Task brief: Which lines hold the word "Berlin"? Copy each one.

Excerpt from a dataset:

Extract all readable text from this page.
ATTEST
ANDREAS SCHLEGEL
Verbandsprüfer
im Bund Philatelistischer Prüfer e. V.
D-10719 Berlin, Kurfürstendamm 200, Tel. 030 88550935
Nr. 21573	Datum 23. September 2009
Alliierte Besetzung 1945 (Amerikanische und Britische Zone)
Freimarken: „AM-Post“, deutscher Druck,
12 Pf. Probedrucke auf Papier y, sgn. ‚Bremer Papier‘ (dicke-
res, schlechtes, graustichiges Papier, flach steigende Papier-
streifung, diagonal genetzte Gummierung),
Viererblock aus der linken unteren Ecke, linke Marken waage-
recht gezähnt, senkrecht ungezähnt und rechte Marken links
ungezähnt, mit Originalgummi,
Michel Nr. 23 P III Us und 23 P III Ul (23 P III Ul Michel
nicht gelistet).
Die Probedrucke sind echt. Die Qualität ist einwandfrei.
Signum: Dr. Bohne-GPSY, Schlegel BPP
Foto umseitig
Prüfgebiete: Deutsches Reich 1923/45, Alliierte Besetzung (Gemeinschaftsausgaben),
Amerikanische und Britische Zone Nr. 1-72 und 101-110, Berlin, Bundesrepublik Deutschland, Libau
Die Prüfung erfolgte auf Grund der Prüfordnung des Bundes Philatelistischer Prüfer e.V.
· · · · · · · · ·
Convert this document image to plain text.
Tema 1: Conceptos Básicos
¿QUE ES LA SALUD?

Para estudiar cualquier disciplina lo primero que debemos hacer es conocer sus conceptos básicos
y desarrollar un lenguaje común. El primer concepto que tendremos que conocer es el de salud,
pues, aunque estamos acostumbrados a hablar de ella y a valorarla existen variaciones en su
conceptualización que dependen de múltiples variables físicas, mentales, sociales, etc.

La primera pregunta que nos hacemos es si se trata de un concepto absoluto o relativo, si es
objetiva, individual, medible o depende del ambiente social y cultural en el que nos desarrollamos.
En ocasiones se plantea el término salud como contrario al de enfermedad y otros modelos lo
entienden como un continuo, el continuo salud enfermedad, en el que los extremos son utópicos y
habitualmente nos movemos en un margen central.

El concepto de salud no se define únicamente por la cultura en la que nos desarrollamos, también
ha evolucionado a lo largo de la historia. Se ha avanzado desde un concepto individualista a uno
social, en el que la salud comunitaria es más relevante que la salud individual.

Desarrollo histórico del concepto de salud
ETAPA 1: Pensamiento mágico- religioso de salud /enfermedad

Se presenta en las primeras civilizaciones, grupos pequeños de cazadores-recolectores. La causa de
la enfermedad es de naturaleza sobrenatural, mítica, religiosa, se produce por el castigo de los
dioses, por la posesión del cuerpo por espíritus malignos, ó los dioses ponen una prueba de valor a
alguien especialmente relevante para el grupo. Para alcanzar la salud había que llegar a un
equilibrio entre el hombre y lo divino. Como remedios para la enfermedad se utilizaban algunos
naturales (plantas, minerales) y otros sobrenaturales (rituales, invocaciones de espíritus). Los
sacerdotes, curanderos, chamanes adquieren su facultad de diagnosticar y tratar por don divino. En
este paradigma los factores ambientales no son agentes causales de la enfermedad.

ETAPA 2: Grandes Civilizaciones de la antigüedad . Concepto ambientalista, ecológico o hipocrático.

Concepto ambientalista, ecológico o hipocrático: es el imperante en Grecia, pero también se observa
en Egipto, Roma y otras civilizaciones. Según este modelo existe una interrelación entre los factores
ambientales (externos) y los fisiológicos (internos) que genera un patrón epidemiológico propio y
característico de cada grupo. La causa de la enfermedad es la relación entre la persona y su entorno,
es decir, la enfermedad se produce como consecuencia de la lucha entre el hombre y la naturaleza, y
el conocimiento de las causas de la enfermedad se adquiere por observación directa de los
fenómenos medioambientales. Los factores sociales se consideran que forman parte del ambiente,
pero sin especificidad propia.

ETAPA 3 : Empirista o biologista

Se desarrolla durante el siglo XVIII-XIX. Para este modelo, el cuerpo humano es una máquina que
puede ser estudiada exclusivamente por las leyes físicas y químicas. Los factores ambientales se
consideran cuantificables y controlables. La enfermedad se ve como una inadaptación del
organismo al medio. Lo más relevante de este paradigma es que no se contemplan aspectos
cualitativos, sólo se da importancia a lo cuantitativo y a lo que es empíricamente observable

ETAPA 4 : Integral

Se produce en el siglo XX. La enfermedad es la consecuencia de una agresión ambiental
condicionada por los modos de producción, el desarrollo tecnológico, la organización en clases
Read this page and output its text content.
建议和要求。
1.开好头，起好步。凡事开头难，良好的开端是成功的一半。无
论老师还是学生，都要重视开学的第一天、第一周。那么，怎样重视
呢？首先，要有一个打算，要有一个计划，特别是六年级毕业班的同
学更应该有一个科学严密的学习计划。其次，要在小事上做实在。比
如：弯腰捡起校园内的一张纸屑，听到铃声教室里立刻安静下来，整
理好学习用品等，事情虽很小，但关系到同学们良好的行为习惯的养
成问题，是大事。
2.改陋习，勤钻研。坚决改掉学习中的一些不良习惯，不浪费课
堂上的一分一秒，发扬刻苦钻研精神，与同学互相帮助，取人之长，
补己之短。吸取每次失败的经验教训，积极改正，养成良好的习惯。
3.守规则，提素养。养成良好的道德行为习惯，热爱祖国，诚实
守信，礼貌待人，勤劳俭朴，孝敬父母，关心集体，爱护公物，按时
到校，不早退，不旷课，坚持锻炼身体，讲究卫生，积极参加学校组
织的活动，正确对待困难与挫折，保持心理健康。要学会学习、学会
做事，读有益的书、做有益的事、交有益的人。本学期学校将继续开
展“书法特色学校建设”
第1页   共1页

Reply:
D-10719 Berlin, Kurfürstendamm 200, Tel. 030 88550935
Amerikanische und Britische Zone Nr. 1-72 und 101-110, Berlin, Bundesrepublik Deutschland, Libau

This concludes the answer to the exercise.